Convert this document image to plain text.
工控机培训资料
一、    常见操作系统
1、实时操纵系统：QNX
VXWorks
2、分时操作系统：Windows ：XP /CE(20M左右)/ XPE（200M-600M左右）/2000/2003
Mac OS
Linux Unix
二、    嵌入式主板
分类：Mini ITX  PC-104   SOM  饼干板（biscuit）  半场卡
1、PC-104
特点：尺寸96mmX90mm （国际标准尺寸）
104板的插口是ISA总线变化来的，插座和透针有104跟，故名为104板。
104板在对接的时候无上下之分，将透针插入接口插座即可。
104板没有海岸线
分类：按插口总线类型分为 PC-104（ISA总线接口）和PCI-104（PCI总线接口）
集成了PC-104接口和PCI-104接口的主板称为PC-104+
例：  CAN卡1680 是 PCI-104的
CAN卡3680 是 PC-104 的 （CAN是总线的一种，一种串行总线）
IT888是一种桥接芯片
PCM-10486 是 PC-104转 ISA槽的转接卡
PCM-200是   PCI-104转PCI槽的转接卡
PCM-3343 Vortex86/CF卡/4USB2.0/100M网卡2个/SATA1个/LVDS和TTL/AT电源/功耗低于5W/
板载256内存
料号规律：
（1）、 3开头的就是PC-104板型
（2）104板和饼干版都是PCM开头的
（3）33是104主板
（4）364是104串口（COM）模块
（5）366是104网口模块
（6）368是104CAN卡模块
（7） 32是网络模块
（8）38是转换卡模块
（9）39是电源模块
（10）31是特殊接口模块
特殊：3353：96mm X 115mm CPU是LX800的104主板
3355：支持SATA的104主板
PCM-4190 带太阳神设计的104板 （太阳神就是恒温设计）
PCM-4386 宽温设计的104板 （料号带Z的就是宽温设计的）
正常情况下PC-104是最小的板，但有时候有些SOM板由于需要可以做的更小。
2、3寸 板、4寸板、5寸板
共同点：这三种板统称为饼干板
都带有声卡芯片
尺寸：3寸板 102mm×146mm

- **Exercise prompt**
Write out the full listing exactly as given.

- **Problem solution**
Convert this document image to plain text.
工控机培训资料
一、    常见操作系统
1、实时操纵系统：QNX
VXWorks
2、分时操作系统：Windows ：XP /CE(20M左右)/ XPE（200M-600M左右）/2000/2003
Mac OS
Linux Unix
二、    嵌入式主板
分类：Mini ITX  PC-104   SOM  饼干板（biscuit）  半场卡
1、PC-104
特点：尺寸96mmX90mm （国际标准尺寸）
104板的插口是ISA总线变化来的，插座和透针有104跟，故名为104板。
104板在对接的时候无上下之分，将透针插入接口插座即可。
104板没有海岸线
分类：按插口总线类型分为 PC-104（ISA总线接口）和PCI-104（PCI总线接口）
集成了PC-104接口和PCI-104接口的主板称为PC-104+
例：  CAN卡1680 是 PCI-104的
CAN卡3680 是 PC-104 的 （CAN是总线的一种，一种串行总线）
IT888是一种桥接芯片
PCM-10486 是 PC-104转 ISA槽的转接卡
PCM-200是   PCI-104转PCI槽的转接卡
PCM-3343 Vortex86/CF卡/4USB2.0/100M网卡2个/SATA1个/LVDS和TTL/AT电源/功耗低于5W/
板载256内存
料号规律：
（1）、 3开头的就是PC-104板型
（2）104板和饼干版都是PCM开头的
（3）33是104主板
（4）364是104串口（COM）模块
（5）366是104网口模块
（6）368是104CAN卡模块
（7） 32是网络模块
（8）38是转换卡模块
（9）39是电源模块
（10）31是特殊接口模块
特殊：3353：96mm X 115mm CPU是LX800的104主板
3355：支持SATA的104主板
PCM-4190 带太阳神设计的104板 （太阳神就是恒温设计）
PCM-4386 宽温设计的104板 （料号带Z的就是宽温设计的）
正常情况下PC-104是最小的板，但有时候有些SOM板由于需要可以做的更小。
2、3寸 板、4寸板、5寸板
共同点：这三种板统称为饼干板
都带有声卡芯片
尺寸：3寸板 102mm×146mm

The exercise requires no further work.